To do:
Draw out every line with the word "structures" from the listing below.

Supplied information:
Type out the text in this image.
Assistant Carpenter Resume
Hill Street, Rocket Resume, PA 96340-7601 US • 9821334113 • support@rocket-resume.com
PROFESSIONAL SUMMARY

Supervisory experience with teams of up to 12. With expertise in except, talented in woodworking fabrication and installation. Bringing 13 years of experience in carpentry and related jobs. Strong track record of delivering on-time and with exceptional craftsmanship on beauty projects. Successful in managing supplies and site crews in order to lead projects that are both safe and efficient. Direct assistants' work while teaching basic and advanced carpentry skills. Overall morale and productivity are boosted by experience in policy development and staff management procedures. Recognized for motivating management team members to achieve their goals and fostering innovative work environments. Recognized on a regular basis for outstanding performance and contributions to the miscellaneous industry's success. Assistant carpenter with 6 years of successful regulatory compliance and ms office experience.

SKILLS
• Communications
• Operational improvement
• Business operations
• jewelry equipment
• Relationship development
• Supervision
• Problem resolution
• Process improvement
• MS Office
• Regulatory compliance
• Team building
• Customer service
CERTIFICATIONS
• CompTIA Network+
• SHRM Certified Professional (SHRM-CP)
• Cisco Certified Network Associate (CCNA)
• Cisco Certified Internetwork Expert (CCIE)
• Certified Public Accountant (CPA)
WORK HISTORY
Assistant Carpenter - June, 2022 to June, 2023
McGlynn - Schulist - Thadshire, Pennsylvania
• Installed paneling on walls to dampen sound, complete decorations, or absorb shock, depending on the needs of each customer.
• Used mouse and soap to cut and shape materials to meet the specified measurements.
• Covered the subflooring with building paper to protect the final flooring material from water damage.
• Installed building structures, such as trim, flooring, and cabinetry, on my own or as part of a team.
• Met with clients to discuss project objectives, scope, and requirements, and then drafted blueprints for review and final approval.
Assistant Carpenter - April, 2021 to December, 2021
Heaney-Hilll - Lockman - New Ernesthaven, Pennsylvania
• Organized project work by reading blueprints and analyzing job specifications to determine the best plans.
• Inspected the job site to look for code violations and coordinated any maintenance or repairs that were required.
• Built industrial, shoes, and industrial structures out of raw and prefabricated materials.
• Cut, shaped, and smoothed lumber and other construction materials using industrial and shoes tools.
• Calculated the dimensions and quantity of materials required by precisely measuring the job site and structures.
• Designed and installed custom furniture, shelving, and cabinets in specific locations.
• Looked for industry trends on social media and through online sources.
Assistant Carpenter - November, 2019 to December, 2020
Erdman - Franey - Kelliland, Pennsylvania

Written response:
• Installed building structures, such as trim, flooring, and cabinetry, on my own or as part of a team.
• Built industrial, shoes, and industrial structures out of raw and prefabricated materials.
• Calculated the dimensions and quantity of materials required by precisely measuring the job site and structures.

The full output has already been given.